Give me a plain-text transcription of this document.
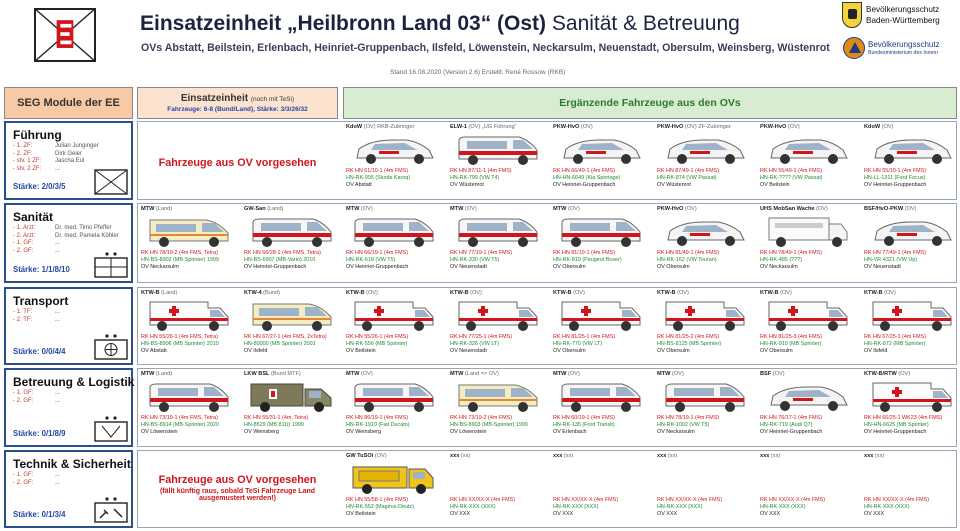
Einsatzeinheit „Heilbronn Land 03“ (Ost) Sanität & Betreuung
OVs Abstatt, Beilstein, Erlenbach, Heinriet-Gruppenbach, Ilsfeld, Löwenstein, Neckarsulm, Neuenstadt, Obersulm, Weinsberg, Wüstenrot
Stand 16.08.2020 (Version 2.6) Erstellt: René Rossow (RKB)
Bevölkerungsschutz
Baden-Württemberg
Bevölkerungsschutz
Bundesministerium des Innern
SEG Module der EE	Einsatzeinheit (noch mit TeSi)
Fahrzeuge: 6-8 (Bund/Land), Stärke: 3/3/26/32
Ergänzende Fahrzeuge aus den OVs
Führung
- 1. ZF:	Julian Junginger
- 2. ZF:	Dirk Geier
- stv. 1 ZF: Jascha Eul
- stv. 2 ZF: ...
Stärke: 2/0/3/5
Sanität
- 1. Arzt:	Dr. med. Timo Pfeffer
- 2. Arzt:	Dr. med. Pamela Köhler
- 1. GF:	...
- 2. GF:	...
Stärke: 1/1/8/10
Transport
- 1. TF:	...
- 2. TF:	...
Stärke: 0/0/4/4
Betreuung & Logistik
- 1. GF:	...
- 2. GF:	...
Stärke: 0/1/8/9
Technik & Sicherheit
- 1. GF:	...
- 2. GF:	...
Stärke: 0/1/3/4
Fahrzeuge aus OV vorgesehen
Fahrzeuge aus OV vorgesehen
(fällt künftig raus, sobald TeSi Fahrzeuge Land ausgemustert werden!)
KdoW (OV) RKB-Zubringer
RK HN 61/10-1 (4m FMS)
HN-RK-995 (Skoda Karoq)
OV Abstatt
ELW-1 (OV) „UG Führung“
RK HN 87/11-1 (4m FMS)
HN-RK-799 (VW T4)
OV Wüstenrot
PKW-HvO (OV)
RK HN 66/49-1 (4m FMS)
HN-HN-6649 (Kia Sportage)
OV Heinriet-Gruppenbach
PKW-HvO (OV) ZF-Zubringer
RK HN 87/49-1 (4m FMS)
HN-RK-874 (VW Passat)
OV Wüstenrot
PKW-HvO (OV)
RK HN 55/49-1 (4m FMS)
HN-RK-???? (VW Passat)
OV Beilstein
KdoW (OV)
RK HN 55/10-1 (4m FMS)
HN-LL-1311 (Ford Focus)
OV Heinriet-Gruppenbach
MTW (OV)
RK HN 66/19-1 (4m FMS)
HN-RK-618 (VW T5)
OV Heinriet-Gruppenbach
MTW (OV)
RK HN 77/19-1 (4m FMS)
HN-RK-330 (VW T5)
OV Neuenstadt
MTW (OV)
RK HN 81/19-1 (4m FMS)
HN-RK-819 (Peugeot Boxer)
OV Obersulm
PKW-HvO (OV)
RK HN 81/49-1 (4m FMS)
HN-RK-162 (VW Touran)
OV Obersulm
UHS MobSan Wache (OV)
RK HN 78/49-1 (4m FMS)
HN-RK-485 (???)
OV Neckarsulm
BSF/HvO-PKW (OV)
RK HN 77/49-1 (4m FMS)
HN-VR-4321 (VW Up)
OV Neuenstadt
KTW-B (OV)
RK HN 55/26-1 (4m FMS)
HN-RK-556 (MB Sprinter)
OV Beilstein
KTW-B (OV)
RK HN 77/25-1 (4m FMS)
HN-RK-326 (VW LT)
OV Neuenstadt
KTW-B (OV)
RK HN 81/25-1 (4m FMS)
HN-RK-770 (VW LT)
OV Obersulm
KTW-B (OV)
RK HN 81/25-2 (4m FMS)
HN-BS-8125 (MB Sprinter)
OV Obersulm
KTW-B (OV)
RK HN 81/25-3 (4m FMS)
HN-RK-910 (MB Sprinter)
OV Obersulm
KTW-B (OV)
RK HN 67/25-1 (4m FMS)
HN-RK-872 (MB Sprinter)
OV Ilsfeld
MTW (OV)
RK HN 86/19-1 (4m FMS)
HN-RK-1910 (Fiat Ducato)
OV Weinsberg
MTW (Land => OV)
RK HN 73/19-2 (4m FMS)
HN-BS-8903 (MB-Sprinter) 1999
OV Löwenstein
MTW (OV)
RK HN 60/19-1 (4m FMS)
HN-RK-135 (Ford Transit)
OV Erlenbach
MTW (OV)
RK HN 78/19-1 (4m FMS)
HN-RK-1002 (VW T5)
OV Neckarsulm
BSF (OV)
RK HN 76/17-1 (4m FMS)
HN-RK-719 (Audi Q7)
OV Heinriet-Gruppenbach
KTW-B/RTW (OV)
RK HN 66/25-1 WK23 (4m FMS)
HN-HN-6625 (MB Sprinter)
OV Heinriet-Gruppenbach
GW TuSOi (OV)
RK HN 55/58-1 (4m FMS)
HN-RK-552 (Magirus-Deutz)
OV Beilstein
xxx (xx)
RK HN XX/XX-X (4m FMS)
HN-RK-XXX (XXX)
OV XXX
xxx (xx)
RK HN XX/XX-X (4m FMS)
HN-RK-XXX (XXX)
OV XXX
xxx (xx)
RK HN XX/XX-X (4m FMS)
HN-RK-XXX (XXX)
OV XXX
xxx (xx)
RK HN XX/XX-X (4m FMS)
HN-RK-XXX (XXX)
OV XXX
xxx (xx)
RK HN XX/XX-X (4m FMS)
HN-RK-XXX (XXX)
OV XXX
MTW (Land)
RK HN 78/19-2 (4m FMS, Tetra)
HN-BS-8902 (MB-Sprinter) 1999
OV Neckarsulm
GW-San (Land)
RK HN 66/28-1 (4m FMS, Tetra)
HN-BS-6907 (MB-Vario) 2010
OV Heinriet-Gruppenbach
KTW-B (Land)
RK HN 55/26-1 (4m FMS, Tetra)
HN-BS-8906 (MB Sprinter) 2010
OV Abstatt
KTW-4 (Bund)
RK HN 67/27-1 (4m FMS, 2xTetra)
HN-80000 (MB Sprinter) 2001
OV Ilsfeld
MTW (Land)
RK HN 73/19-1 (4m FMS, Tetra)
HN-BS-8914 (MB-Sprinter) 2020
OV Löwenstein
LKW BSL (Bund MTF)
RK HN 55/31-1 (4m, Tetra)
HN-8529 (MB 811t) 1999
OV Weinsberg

◆ **Description of the task**
Give the data above again in full and unchanged, skipping the pictures.

◆ **Response to this exercise**
Give me a plain-text transcription of this document.
Einsatzeinheit „Heilbronn Land 03“ (Ost) Sanität & Betreuung
OVs Abstatt, Beilstein, Erlenbach, Heinriet-Gruppenbach, Ilsfeld, Löwenstein, Neckarsulm, Neuenstadt, Obersulm, Weinsberg, Wüstenrot
Stand 16.08.2020 (Version 2.6) Erstellt: René Rossow (RKB)
Bevölkerungsschutz
Baden-Württemberg
Bevölkerungsschutz
Bundesministerium des Innern
SEG Module der EE	Einsatzeinheit (noch mit TeSi)
Fahrzeuge: 6-8 (Bund/Land), Stärke: 3/3/26/32
Ergänzende Fahrzeuge aus den OVs
Führung
- 1. ZF:	Julian Junginger
- 2. ZF:	Dirk Geier
- stv. 1 ZF: Jascha Eul
- stv. 2 ZF: ...
Stärke: 2/0/3/5
Sanität
- 1. Arzt:	Dr. med. Timo Pfeffer
- 2. Arzt:	Dr. med. Pamela Köhler
- 1. GF:	...
- 2. GF:	...
Stärke: 1/1/8/10
Transport
- 1. TF:	...
- 2. TF:	...
Stärke: 0/0/4/4
Betreuung & Logistik
- 1. GF:	...
- 2. GF:	...
Stärke: 0/1/8/9
Technik & Sicherheit
- 1. GF:	...
- 2. GF:	...
Stärke: 0/1/3/4
Fahrzeuge aus OV vorgesehen
Fahrzeuge aus OV vorgesehen
(fällt künftig raus, sobald TeSi Fahrzeuge Land ausgemustert werden!)
KdoW (OV) RKB-Zubringer
RK HN 61/10-1 (4m FMS)
HN-RK-995 (Skoda Karoq)
OV Abstatt
ELW-1 (OV) „UG Führung“
RK HN 87/11-1 (4m FMS)
HN-RK-799 (VW T4)
OV Wüstenrot
PKW-HvO (OV)
RK HN 66/49-1 (4m FMS)
HN-HN-6649 (Kia Sportage)
OV Heinriet-Gruppenbach
PKW-HvO (OV) ZF-Zubringer
RK HN 87/49-1 (4m FMS)
HN-RK-874 (VW Passat)
OV Wüstenrot
PKW-HvO (OV)
RK HN 55/49-1 (4m FMS)
HN-RK-???? (VW Passat)
OV Beilstein
KdoW (OV)
RK HN 55/10-1 (4m FMS)
HN-LL-1311 (Ford Focus)
OV Heinriet-Gruppenbach
MTW (OV)
RK HN 66/19-1 (4m FMS)
HN-RK-618 (VW T5)
OV Heinriet-Gruppenbach
MTW (OV)
RK HN 77/19-1 (4m FMS)
HN-RK-330 (VW T5)
OV Neuenstadt
MTW (OV)
RK HN 81/19-1 (4m FMS)
HN-RK-819 (Peugeot Boxer)
OV Obersulm
PKW-HvO (OV)
RK HN 81/49-1 (4m FMS)
HN-RK-162 (VW Touran)
OV Obersulm
UHS MobSan Wache (OV)
RK HN 78/49-1 (4m FMS)
HN-RK-485 (???)
OV Neckarsulm
BSF/HvO-PKW (OV)
RK HN 77/49-1 (4m FMS)
HN-VR-4321 (VW Up)
OV Neuenstadt
KTW-B (OV)
RK HN 55/26-1 (4m FMS)
HN-RK-556 (MB Sprinter)
OV Beilstein
KTW-B (OV)
RK HN 77/25-1 (4m FMS)
HN-RK-326 (VW LT)
OV Neuenstadt
KTW-B (OV)
RK HN 81/25-1 (4m FMS)
HN-RK-770 (VW LT)
OV Obersulm
KTW-B (OV)
RK HN 81/25-2 (4m FMS)
HN-BS-8125 (MB Sprinter)
OV Obersulm
KTW-B (OV)
RK HN 81/25-3 (4m FMS)
HN-RK-910 (MB Sprinter)
OV Obersulm
KTW-B (OV)
RK HN 67/25-1 (4m FMS)
HN-RK-872 (MB Sprinter)
OV Ilsfeld
MTW (OV)
RK HN 86/19-1 (4m FMS)
HN-RK-1910 (Fiat Ducato)
OV Weinsberg
MTW (Land => OV)
RK HN 73/19-2 (4m FMS)
HN-BS-8903 (MB-Sprinter) 1999
OV Löwenstein
MTW (OV)
RK HN 60/19-1 (4m FMS)
HN-RK-135 (Ford Transit)
OV Erlenbach
MTW (OV)
RK HN 78/19-1 (4m FMS)
HN-RK-1002 (VW T5)
OV Neckarsulm
BSF (OV)
RK HN 76/17-1 (4m FMS)
HN-RK-719 (Audi Q7)
OV Heinriet-Gruppenbach
KTW-B/RTW (OV)
RK HN 66/25-1 WK23 (4m FMS)
HN-HN-6625 (MB Sprinter)
OV Heinriet-Gruppenbach
GW TuSOi (OV)
RK HN 55/58-1 (4m FMS)
HN-RK-552 (Magirus-Deutz)
OV Beilstein
xxx (xx)
RK HN XX/XX-X (4m FMS)
HN-RK-XXX (XXX)
OV XXX
xxx (xx)
RK HN XX/XX-X (4m FMS)
HN-RK-XXX (XXX)
OV XXX
xxx (xx)
RK HN XX/XX-X (4m FMS)
HN-RK-XXX (XXX)
OV XXX
xxx (xx)
RK HN XX/XX-X (4m FMS)
HN-RK-XXX (XXX)
OV XXX
xxx (xx)
RK HN XX/XX-X (4m FMS)
HN-RK-XXX (XXX)
OV XXX
MTW (Land)
RK HN 78/19-2 (4m FMS, Tetra)
HN-BS-8902 (MB-Sprinter) 1999
OV Neckarsulm
GW-San (Land)
RK HN 66/28-1 (4m FMS, Tetra)
HN-BS-6907 (MB-Vario) 2010
OV Heinriet-Gruppenbach
KTW-B (Land)
RK HN 55/26-1 (4m FMS, Tetra)
HN-BS-8906 (MB Sprinter) 2010
OV Abstatt
KTW-4 (Bund)
RK HN 67/27-1 (4m FMS, 2xTetra)
HN-80000 (MB Sprinter) 2001
OV Ilsfeld
MTW (Land)
RK HN 73/19-1 (4m FMS, Tetra)
HN-BS-8914 (MB-Sprinter) 2020
OV Löwenstein
LKW BSL (Bund MTF)
RK HN 55/31-1 (4m, Tetra)
HN-8529 (MB 811t) 1999
OV Weinsberg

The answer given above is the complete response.